Work to be completed — Below is a listing to write out in full, exactly as given, without its pictures.

=== Extracted material ===

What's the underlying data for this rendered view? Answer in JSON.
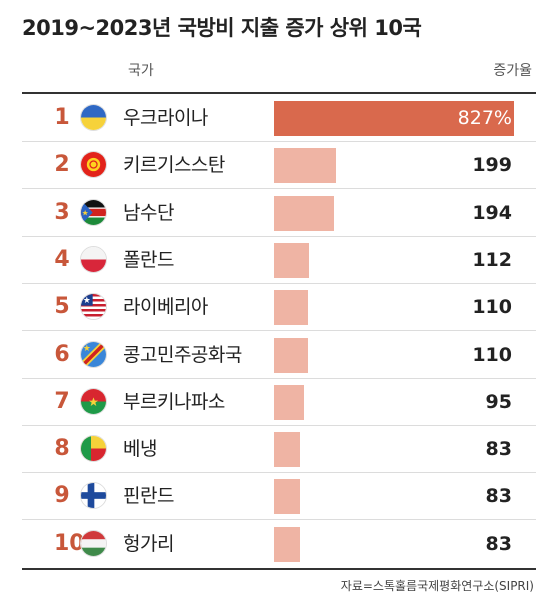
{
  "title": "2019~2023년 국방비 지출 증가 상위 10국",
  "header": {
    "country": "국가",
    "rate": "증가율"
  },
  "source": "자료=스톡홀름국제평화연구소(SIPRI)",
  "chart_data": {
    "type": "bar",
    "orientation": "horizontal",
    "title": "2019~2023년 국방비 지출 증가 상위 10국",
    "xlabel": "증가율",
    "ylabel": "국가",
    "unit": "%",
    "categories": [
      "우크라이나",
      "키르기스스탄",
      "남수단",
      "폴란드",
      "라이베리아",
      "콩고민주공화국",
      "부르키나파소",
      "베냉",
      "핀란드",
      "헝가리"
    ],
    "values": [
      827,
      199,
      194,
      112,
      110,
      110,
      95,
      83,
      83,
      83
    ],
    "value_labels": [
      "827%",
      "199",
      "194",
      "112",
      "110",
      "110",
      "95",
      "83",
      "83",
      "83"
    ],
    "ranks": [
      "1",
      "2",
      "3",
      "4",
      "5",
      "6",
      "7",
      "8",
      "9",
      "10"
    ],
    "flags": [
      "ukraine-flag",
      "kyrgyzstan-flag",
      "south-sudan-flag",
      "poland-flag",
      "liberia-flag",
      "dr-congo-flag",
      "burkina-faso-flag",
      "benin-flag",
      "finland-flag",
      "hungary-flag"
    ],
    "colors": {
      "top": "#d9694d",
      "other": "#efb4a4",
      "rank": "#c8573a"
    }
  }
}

===

Written solution —
What's the underlying data for this rendered view? Answer in JSON.
{
  "title": "2019~2023년 국방비 지출 증가 상위 10국",
  "header": {
    "country": "국가",
    "rate": "증가율"
  },
  "source": "자료=스톡홀름국제평화연구소(SIPRI)",
  "chart_data": {
    "type": "bar",
    "orientation": "horizontal",
    "title": "2019~2023년 국방비 지출 증가 상위 10국",
    "xlabel": "증가율",
    "ylabel": "국가",
    "unit": "%",
    "categories": [
      "우크라이나",
      "키르기스스탄",
      "남수단",
      "폴란드",
      "라이베리아",
      "콩고민주공화국",
      "부르키나파소",
      "베냉",
      "핀란드",
      "헝가리"
    ],
    "values": [
      827,
      199,
      194,
      112,
      110,
      110,
      95,
      83,
      83,
      83
    ],
    "value_labels": [
      "827%",
      "199",
      "194",
      "112",
      "110",
      "110",
      "95",
      "83",
      "83",
      "83"
    ],
    "ranks": [
      "1",
      "2",
      "3",
      "4",
      "5",
      "6",
      "7",
      "8",
      "9",
      "10"
    ],
    "flags": [
      "ukraine-flag",
      "kyrgyzstan-flag",
      "south-sudan-flag",
      "poland-flag",
      "liberia-flag",
      "dr-congo-flag",
      "burkina-faso-flag",
      "benin-flag",
      "finland-flag",
      "hungary-flag"
    ],
    "colors": {
      "top": "#d9694d",
      "other": "#efb4a4",
      "rank": "#c8573a"
    }
  }
}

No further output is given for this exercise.